** Start of Material provided **
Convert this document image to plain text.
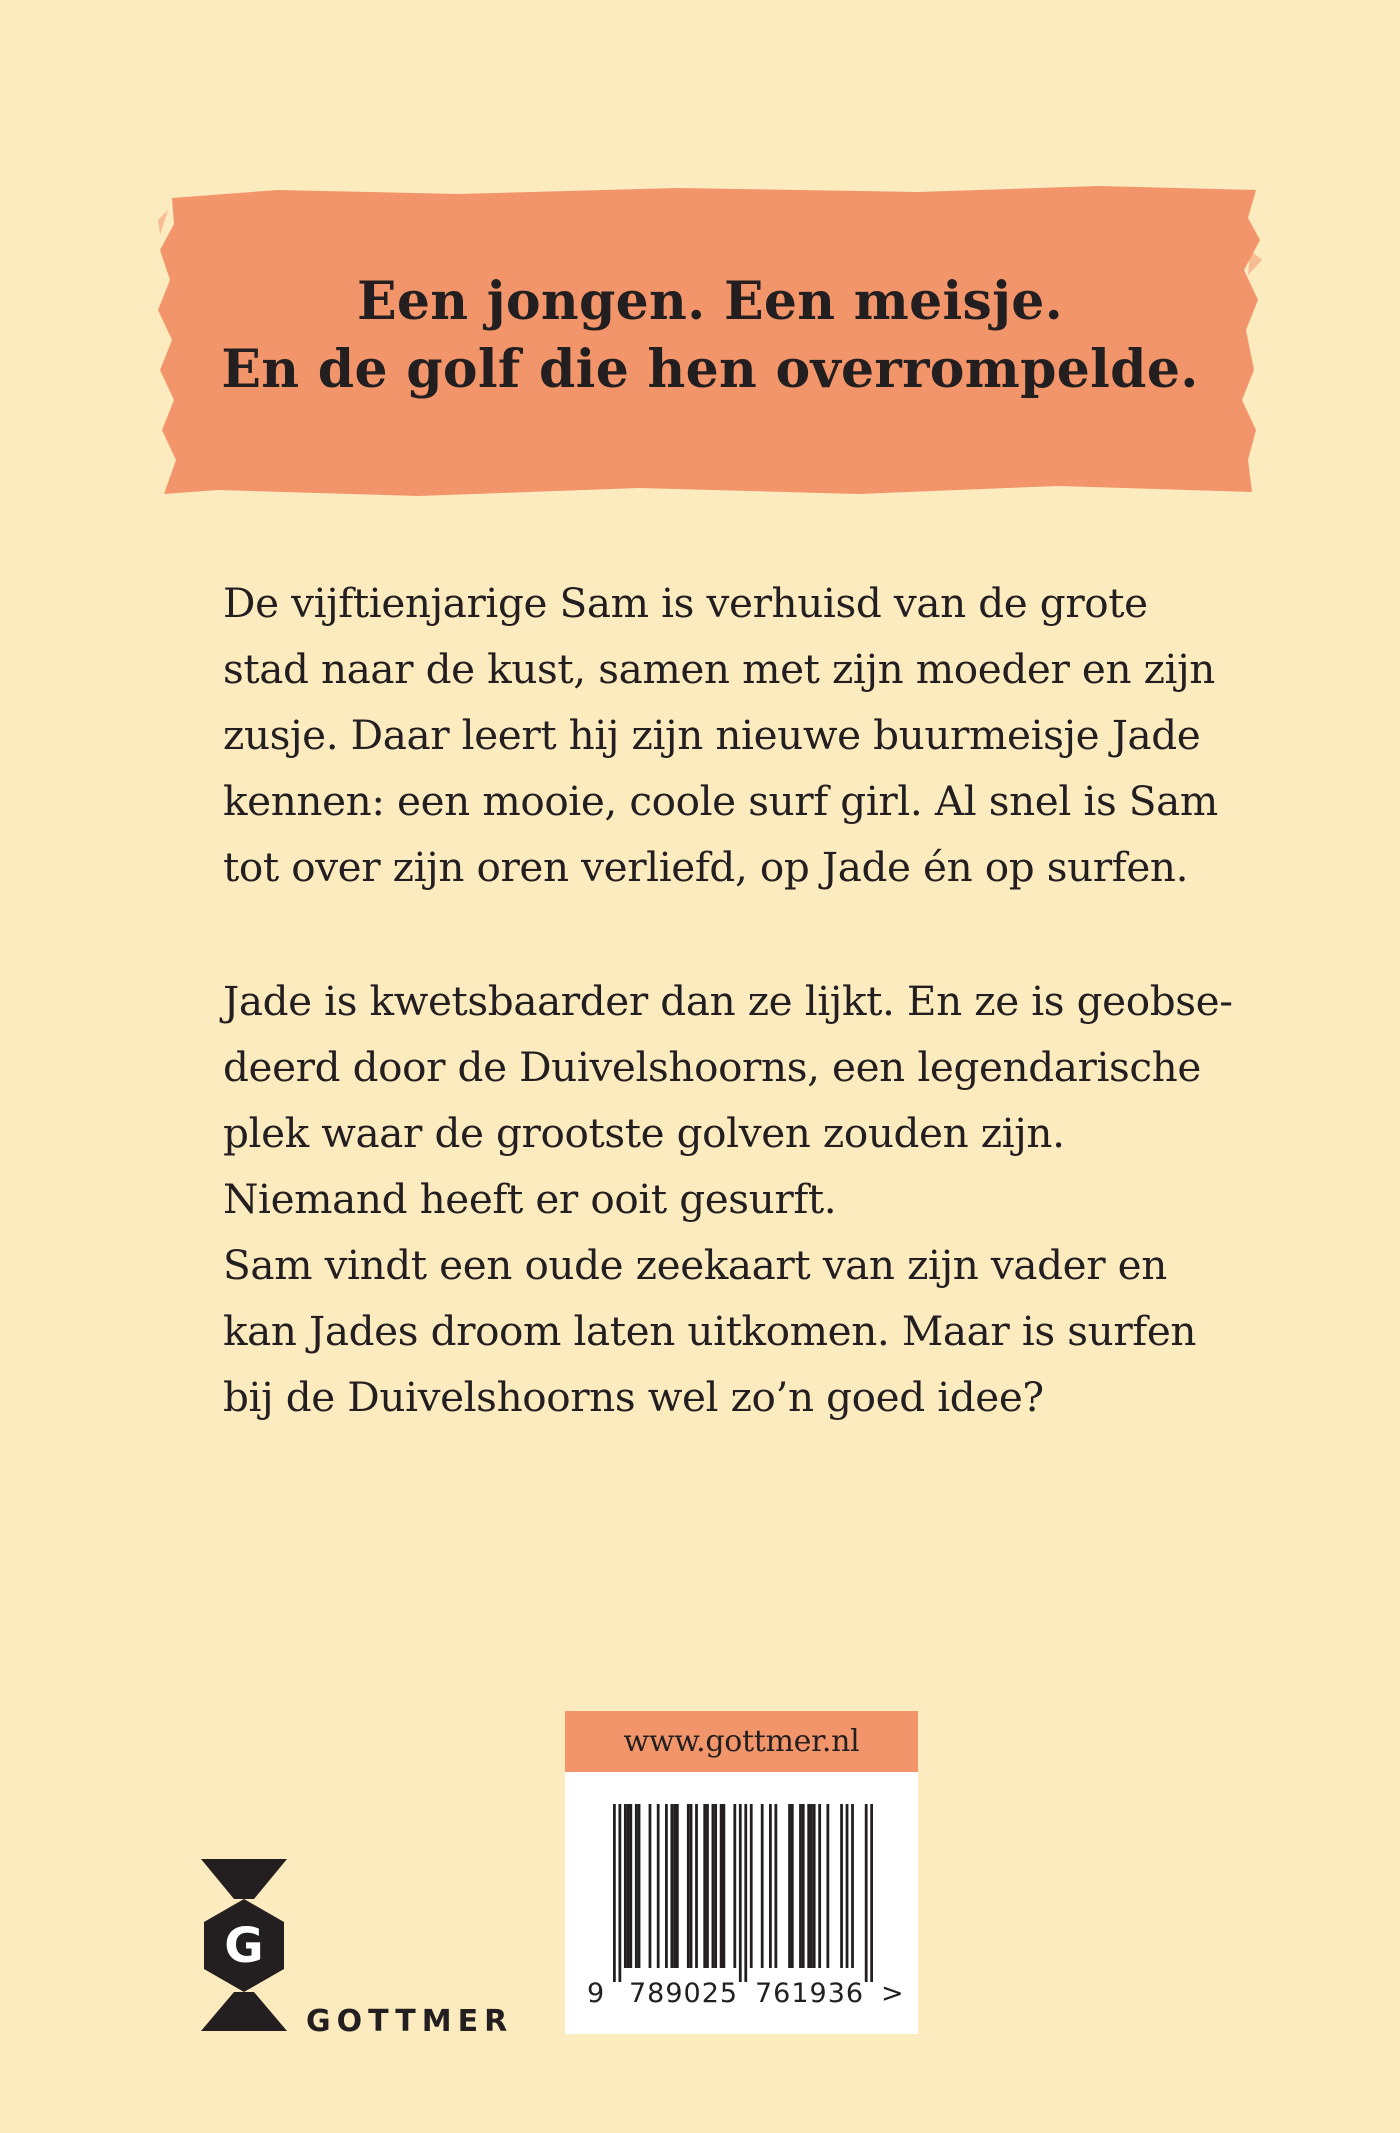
Een jongen. Een meisje.
En de golf die hen overrompelde.
De vijftienjarige Sam is verhuisd van de grote
stad naar de kust, samen met zijn moeder en zijn
zusje. Daar leert hij zijn nieuwe buurmeisje Jade
kennen: een mooie, coole surf girl. Al snel is Sam
tot over zijn oren verliefd, op Jade én op surfen.
Jade is kwetsbaarder dan ze lijkt. En ze is geobse-
deerd door de Duivelshoorns, een legendarische
plek waar de grootste golven zouden zijn.
Niemand heeft er ooit gesurft.
Sam vindt een oude zeekaart van zijn vader en
kan Jades droom laten uitkomen. Maar is surfen
bij de Duivelshoorns wel zo’n goed idee?
G
GOTTMER
www.gottmer.nl
9 789025 761936 >
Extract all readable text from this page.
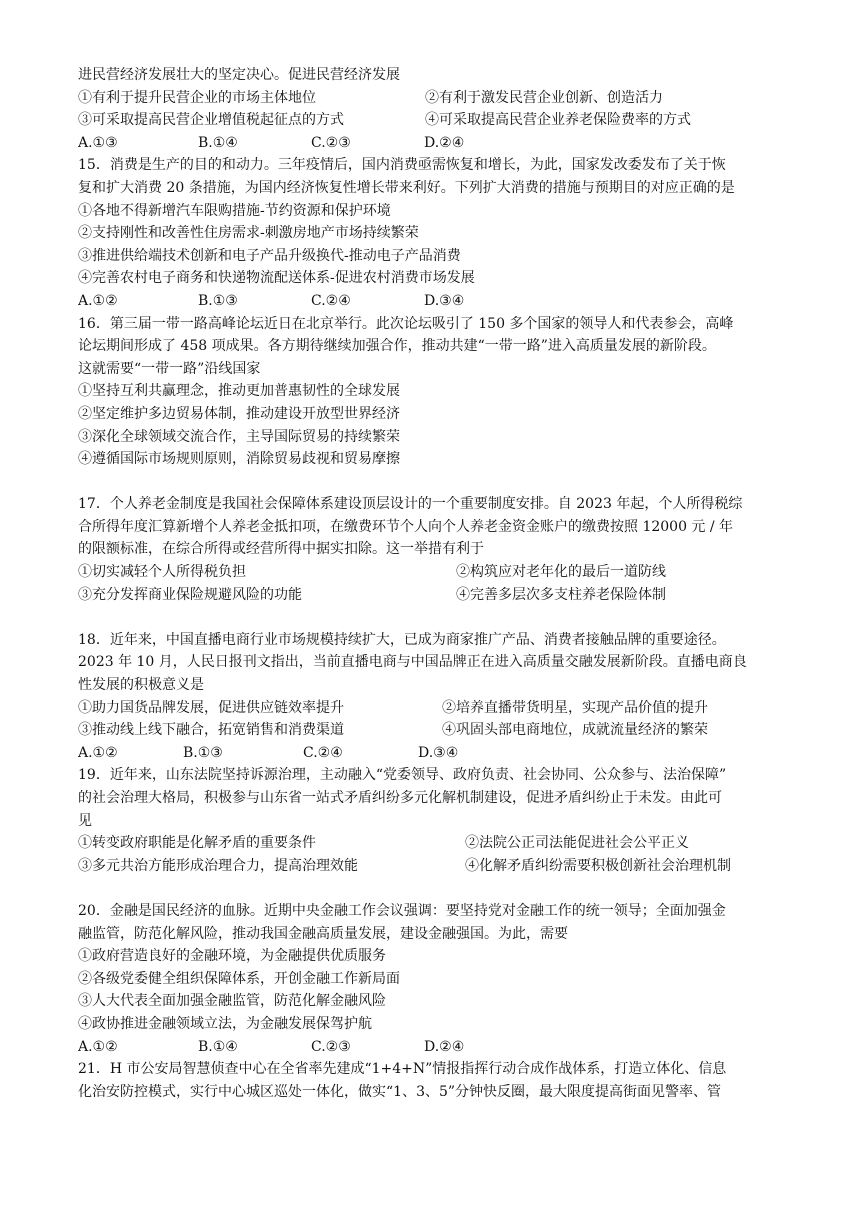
进民营经济发展壮大的坚定决心。促进民营经济发展
①有利于提升民营企业的市场主体地位	②有利于激发民营企业创新、创造活力
③可采取提高民营企业增值税起征点的方式	④可采取提高民营企业养老保险费率的方式
A.①③	B.①④	C.②③	D.②④
15．消费是生产的目的和动力。三年疫情后，国内消费亟需恢复和增长，为此，国家发改委发布了关于恢
复和扩大消费 20 条措施，为国内经济恢复性增长带来利好。下列扩大消费的措施与预期目的对应正确的是
①各地不得新增汽车限购措施-节约资源和保护环境
②支持刚性和改善性住房需求-刺激房地产市场持续繁荣
③推进供给端技术创新和电子产品升级换代-推动电子产品消费
④完善农村电子商务和快递物流配送体系-促进农村消费市场发展
A.①②	B.①③	C.②④	D.③④
16．第三届一带一路高峰论坛近日在北京举行。此次论坛吸引了 150 多个国家的领导人和代表参会，高峰
论坛期间形成了 458 项成果。各方期待继续加强合作，推动共建“一带一路”进入高质量发展的新阶段。
这就需要“一带一路”沿线国家
①坚持互利共赢理念，推动更加普惠韧性的全球发展
②坚定维护多边贸易体制，推动建设开放型世界经济
③深化全球领域交流合作，主导国际贸易的持续繁荣
④遵循国际市场规则原则，消除贸易歧视和贸易摩擦

17．个人养老金制度是我国社会保障体系建设顶层设计的一个重要制度安排。自 2023 年起，个人所得税综
合所得年度汇算新增个人养老金抵扣项，在缴费环节个人向个人养老金资金账户的缴费按照 12000 元 / 年
的限额标准，在综合所得或经营所得中据实扣除。这一举措有利于
①切实减轻个人所得税负担	②构筑应对老年化的最后一道防线
③充分发挥商业保险规避风险的功能	④完善多层次多支柱养老保险体制

18．近年来，中国直播电商行业市场规模持续扩大，已成为商家推广产品、消费者接触品牌的重要途径。
2023 年 10 月，人民日报刊文指出，当前直播电商与中国品牌正在进入高质量交融发展新阶段。直播电商良
性发展的积极意义是
①助力国货品牌发展，促进供应链效率提升	②培养直播带货明星，实现产品价值的提升
③推动线上线下融合，拓宽销售和消费渠道	④巩固头部电商地位，成就流量经济的繁荣
A.①②	B.①③	C.②④	D.③④
19．近年来，山东法院坚持诉源治理，主动融入“党委领导、政府负责、社会协同、公众参与、法治保障”
的社会治理大格局，积极参与山东省一站式矛盾纠纷多元化解机制建设，促进矛盾纠纷止于未发。由此可
见
①转变政府职能是化解矛盾的重要条件	②法院公正司法能促进社会公平正义
③多元共治方能形成治理合力，提高治理效能	④化解矛盾纠纷需要积极创新社会治理机制

20．金融是国民经济的血脉。近期中央金融工作会议强调：要坚持党对金融工作的统一领导；全面加强金
融监管，防范化解风险，推动我国金融高质量发展，建设金融强国。为此，需要
①政府营造良好的金融环境，为金融提供优质服务
②各级党委健全组织保障体系，开创金融工作新局面
③人大代表全面加强金融监管，防范化解金融风险
④政协推进金融领域立法，为金融发展保驾护航
A.①②	B.①④	C.②③	D.②④
21．H 市公安局智慧侦查中心在全省率先建成“1+4+N”情报指挥行动合成作战体系，打造立体化、信息
化治安防控模式，实行中心城区巡处一体化，做实“1、3、5”分钟快反圈，最大限度提高街面见警率、管
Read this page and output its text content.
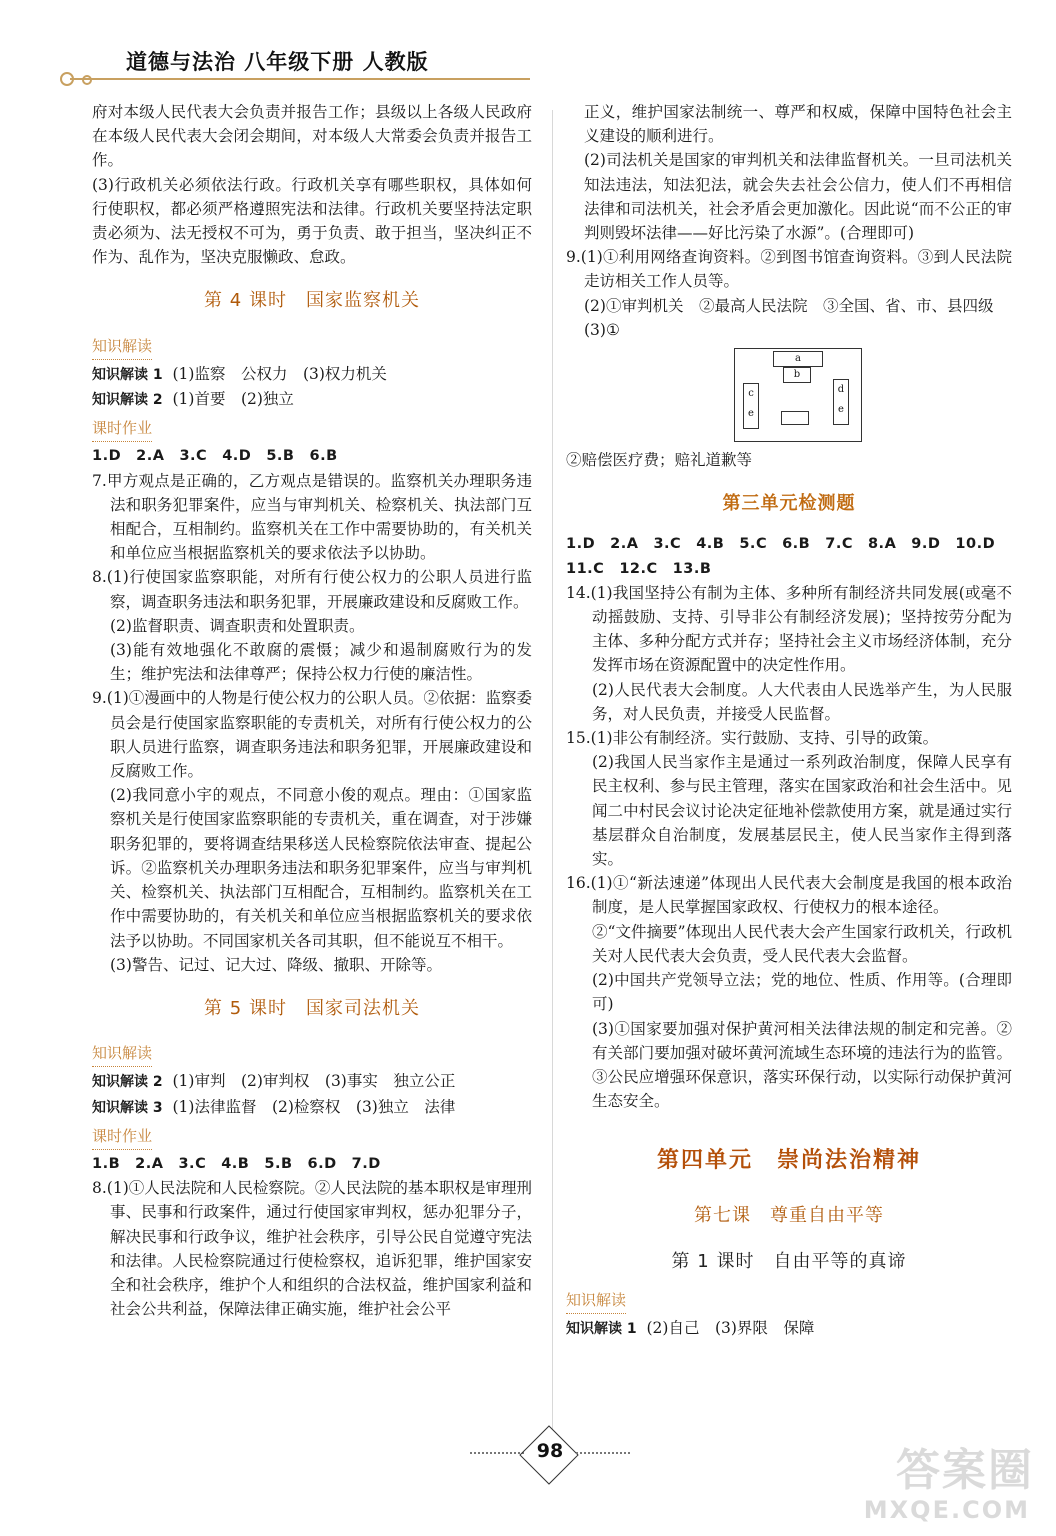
道德与法治 八年级下册 人教版

府对本级人民代表大会负责并报告工作；县级以上各级人民政府在本级人民代表大会闭会期间，对本级人大常委会负责并报告工作。

(3)行政机关必须依法行政。行政机关享有哪些职权，具体如何行使职权，都必须严格遵照宪法和法律。行政机关要坚持法定职责必须为、法无授权不可为，勇于负责、敢于担当，坚决纠正不作为、乱作为，坚决克服懒政、怠政。

第 4 课时　国家监察机关
知识解读

知识解读 1 (1)监察　公权力　(3)权力机关

知识解读 2 (1)首要　(2)独立

课时作业

1.D　2.A　3.C　4.D　5.B　6.B

7.甲方观点是正确的，乙方观点是错误的。监察机关办理职务违法和职务犯罪案件，应当与审判机关、检察机关、执法部门互相配合，互相制约。监察机关在工作中需要协助的，有关机关和单位应当根据监察机关的要求依法予以协助。

8.(1)行使国家监察职能，对所有行使公权力的公职人员进行监察，调查职务违法和职务犯罪，开展廉政建设和反腐败工作。

(2)监督职责、调查职责和处置职责。

(3)能有效地强化不敢腐的震慑；减少和遏制腐败行为的发生；维护宪法和法律尊严；保持公权力行使的廉洁性。

9.(1)①漫画中的人物是行使公权力的公职人员。②依据：监察委员会是行使国家监察职能的专责机关，对所有行使公权力的公职人员进行监察，调查职务违法和职务犯罪，开展廉政建设和反腐败工作。

(2)我同意小宇的观点，不同意小俊的观点。理由：①国家监察机关是行使国家监察职能的专责机关，重在调查，对于涉嫌职务犯罪的，要将调查结果移送人民检察院依法审查、提起公诉。②监察机关办理职务违法和职务犯罪案件，应当与审判机关、检察机关、执法部门互相配合，互相制约。监察机关在工作中需要协助的，有关机关和单位应当根据监察机关的要求依法予以协助。不同国家机关各司其职，但不能说互不相干。

(3)警告、记过、记大过、降级、撤职、开除等。

第 5 课时　国家司法机关
知识解读

知识解读 2 (1)审判　(2)审判权　(3)事实　独立公正

知识解读 3 (1)法律监督　(2)检察权　(3)独立　法律

课时作业

1.B　2.A　3.C　4.B　5.B　6.D　7.D

8.(1)①人民法院和人民检察院。②人民法院的基本职权是审理刑事、民事和行政案件，通过行使国家审判权，惩办犯罪分子，解决民事和行政争议，维护社会秩序，引导公民自觉遵守宪法和法律。人民检察院通过行使检察权，追诉犯罪，维护国家安全和社会秩序，维护个人和组织的合法权益，维护国家利益和社会公共利益，保障法律正确实施，维护社会公平

正义，维护国家法制统一、尊严和权威，保障中国特色社会主义建设的顺利进行。

(2)司法机关是国家的审判机关和法律监督机关。一旦司法机关知法违法，知法犯法，就会失去社会公信力，使人们不再相信法律和司法机关，社会矛盾会更加激化。因此说“而不公正的审判则毁坏法律——好比污染了水源”。(合理即可)

9.(1)①利用网络查询资料。②到图书馆查询资料。③到人民法院走访相关工作人员等。

(2)①审判机关　②最高人民法院　③全国、省、市、县四级

(3)①

a
b
c
e
d
e

②赔偿医疗费；赔礼道歉等

第三单元检测题

1.D　2.A　3.C　4.B　5.C　6.B　7.C　8.A　9.D　10.D

11.C　12.C　13.B

14.(1)我国坚持公有制为主体、多种所有制经济共同发展(或毫不动摇鼓励、支持、引导非公有制经济发展)；坚持按劳分配为主体、多种分配方式并存；坚持社会主义市场经济体制，充分发挥市场在资源配置中的决定性作用。

(2)人民代表大会制度。人大代表由人民选举产生，为人民服务，对人民负责，并接受人民监督。

15.(1)非公有制经济。实行鼓励、支持、引导的政策。

(2)我国人民当家作主是通过一系列政治制度，保障人民享有民主权利、参与民主管理，落实在国家政治和社会生活中。见闻二中村民会议讨论决定征地补偿款使用方案，就是通过实行基层群众自治制度，发展基层民主，使人民当家作主得到落实。

16.(1)①“新法速递”体现出人民代表大会制度是我国的根本政治制度，是人民掌握国家政权、行使权力的根本途径。

②“文件摘要”体现出人民代表大会产生国家行政机关，行政机关对人民代表大会负责，受人民代表大会监督。

(2)中国共产党领导立法；党的地位、性质、作用等。(合理即可)

(3)①国家要加强对保护黄河相关法律法规的制定和完善。②有关部门要加强对破坏黄河流域生态环境的违法行为的监管。③公民应增强环保意识，落实环保行动，以实际行动保护黄河生态安全。

第四单元　崇尚法治精神
第七课　尊重自由平等
第 1 课时　自由平等的真谛
知识解读

知识解读 1 (2)自己　(3)界限　保障

98	答案圈
MXQE.COM
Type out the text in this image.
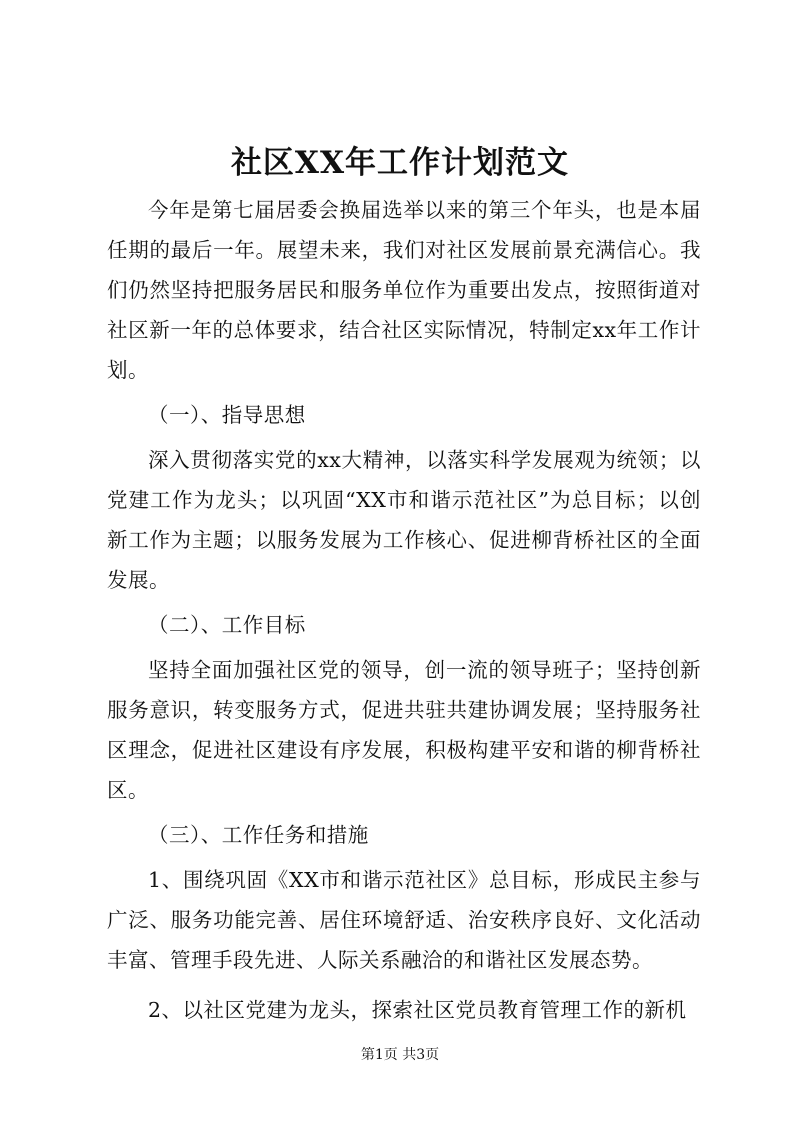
社区XX年工作计划范文

今年是第七届居委会换届选举以来的第三个年头，也是本届任期的最后一年。展望未来，我们对社区发展前景充满信心。我们仍然坚持把服务居民和服务单位作为重要出发点，按照街道对社区新一年的总体要求，结合社区实际情况，特制定xx年工作计划。

（一）、指导思想

深入贯彻落实党的xx大精神，以落实科学发展观为统领；以党建工作为龙头；以巩固“XX市和谐示范社区”为总目标；以创新工作为主题；以服务发展为工作核心、促进柳背桥社区的全面发展。

（二）、工作目标

坚持全面加强社区党的领导，创一流的领导班子；坚持创新服务意识，转变服务方式，促进共驻共建协调发展；坚持服务社区理念，促进社区建设有序发展，积极构建平安和谐的柳背桥社区。

（三）、工作任务和措施

1、围绕巩固《XX市和谐示范社区》总目标，形成民主参与广泛、服务功能完善、居住环境舒适、治安秩序良好、文化活动丰富、管理手段先进、人际关系融洽的和谐社区发展态势。

2、以社区党建为龙头，探索社区党员教育管理工作的新机

第1页 共3页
** End of Material provided **
== Task to carry out ==
Using the entries above, return each line that includes the word "调查职务违法和职务犯罪".

== Result for this task ==
8.(1)行使国家监察职能，对所有行使公权力的公职人员进行监察，调查职务违法和职务犯罪，开展廉政建设和反腐败工作。
9.(1)①漫画中的人物是行使公权力的公职人员。②依据：监察委员会是行使国家监察职能的专责机关，对所有行使公权力的公职人员进行监察，调查职务违法和职务犯罪，开展廉政建设和反腐败工作。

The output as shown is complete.